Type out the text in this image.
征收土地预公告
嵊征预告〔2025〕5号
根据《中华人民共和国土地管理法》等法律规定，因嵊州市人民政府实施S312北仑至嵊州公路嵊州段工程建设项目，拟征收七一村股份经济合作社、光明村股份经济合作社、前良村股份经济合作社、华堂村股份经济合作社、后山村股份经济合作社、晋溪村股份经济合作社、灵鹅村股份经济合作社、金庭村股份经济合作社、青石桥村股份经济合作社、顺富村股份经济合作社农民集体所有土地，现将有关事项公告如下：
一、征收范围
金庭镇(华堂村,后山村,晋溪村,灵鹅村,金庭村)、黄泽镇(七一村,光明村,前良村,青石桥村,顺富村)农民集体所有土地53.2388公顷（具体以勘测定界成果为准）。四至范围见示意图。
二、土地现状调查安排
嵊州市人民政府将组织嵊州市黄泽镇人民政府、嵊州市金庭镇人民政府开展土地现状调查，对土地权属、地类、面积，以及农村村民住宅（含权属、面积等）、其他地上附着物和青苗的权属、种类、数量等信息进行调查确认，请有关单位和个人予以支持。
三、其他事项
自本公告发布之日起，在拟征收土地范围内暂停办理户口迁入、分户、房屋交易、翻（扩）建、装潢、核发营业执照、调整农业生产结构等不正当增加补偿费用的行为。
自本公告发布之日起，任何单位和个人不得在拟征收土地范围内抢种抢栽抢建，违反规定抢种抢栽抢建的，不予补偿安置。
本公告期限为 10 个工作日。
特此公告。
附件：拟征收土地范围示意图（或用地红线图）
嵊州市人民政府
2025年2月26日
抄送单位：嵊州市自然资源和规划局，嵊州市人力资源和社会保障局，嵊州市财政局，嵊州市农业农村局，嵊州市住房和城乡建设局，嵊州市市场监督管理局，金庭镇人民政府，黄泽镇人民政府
------------------------------------------------------------------------
> **Goal**
Take every line above carrying "自本公告发布之日起" and return it.

> **Exercise response**
自本公告发布之日起，在拟征收土地范围内暂停办理户口迁入、分户、房屋交易、翻（扩）建、装潢、核发营业执照、调整农业生产结构等不正当增加补偿费用的行为。
自本公告发布之日起，任何单位和个人不得在拟征收土地范围内抢种抢栽抢建，违反规定抢种抢栽抢建的，不予补偿安置。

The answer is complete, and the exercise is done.